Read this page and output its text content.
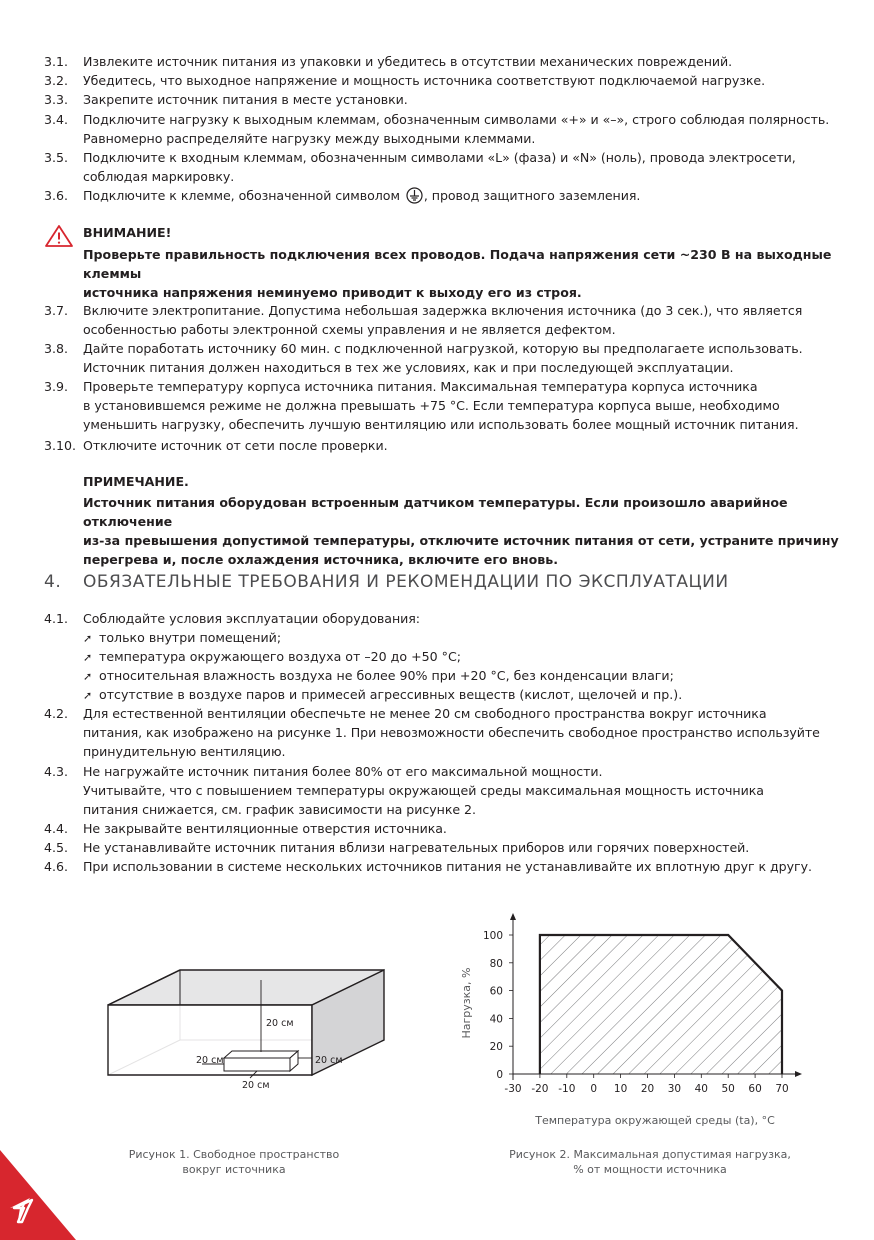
3.1. Извлеките источник питания из упаковки и убедитесь в отсутствии механических повреждений.
3.2. Убедитесь, что выходное напряжение и мощность источника соответствуют подключаемой нагрузке.
3.3. Закрепите источник питания в месте установки.
3.4. Подключите нагрузку к выходным клеммам, обозначенным символами «+» и «–», строго соблюдая полярность.
Равномерно распределяйте нагрузку между выходными клеммами.
3.5. Подключите к входным клеммам, обозначенным символами «L» (фаза) и «N» (ноль), провода электросети,
соблюдая маркировку.
3.6. Подключите к клемме, обозначенной символом , провод защитного заземления.
ВНИМАНИЕ!
Проверьте правильность подключения всех проводов. Подача напряжения сети ~230 В на выходные клеммы
источника напряжения неминуемо приводит к выходу его из строя.
3.7. Включите электропитание. Допустима небольшая задержка включения источника (до 3 сек.), что является
особенностью работы электронной схемы управления и не является дефектом.
3.8. Дайте поработать источнику 60 мин. с подключенной нагрузкой, которую вы предполагаете использовать.
Источник питания должен находиться в тех же условиях, как и при последующей эксплуатации.
3.9. Проверьте температуру корпуса источника питания. Максимальная температура корпуса источника
в установившемся режиме не должна превышать +75 °С. Если температура корпуса выше, необходимо
уменьшить нагрузку, обеспечить лучшую вентиляцию или использовать более мощный источник питания.
3.10. Отключите источник от сети после проверки.
ПРИМЕЧАНИЕ.
Источник питания оборудован встроенным датчиком температуры. Если произошло аварийное отключение
из-за превышения допустимой температуры, отключите источник питания от сети, устраните причину
перегрева и, после охлаждения источника, включите его вновь.
4. ОБЯЗАТЕЛЬНЫЕ ТРЕБОВАНИЯ И РЕКОМЕНДАЦИИ ПО ЭКСПЛУАТАЦИИ
4.1. Соблюдайте условия эксплуатации оборудования:
➚ только внутри помещений;
➚ температура окружающего воздуха от –20 до +50 °С;
➚ относительная влажность воздуха не более 90% при +20 °С, без конденсации влаги;
➚ отсутствие в воздухе паров и примесей агрессивных веществ (кислот, щелочей и пр.).
4.2. Для естественной вентиляции обеспечьте не менее 20 см свободного пространства вокруг источника
питания, как изображено на рисунке 1. При невозможности обеспечить свободное пространство используйте
принудительную вентиляцию.
4.3. Не нагружайте источник питания более 80% от его максимальной мощности.
Учитывайте, что с повышением температуры окружающей среды максимальная мощность источника
питания снижается, см. график зависимости на рисунке 2.
4.4. Не закрывайте вентиляционные отверстия источника.
4.5. Не устанавливайте источник питания вблизи нагревательных приборов или горячих поверхностей.
4.6. При использовании в системе нескольких источников питания не устанавливайте их вплотную друг к другу.
20 см
20 см	20 см
20 см
Рисунок 1. Свободное пространство
вокруг источника
-30 -20 -10 0 10 20 30 40 50 60 70
0
20
40
60
80
100
Нагрузка, %
Температура окружающей среды (ta), °С
Рисунок 2. Максимальная допустимая нагрузка,
% от мощности источника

» **Given request**
State how many lines of the listing hold the string "нагрузку"; reply with the number and nothing else.

» **Complete answer**
3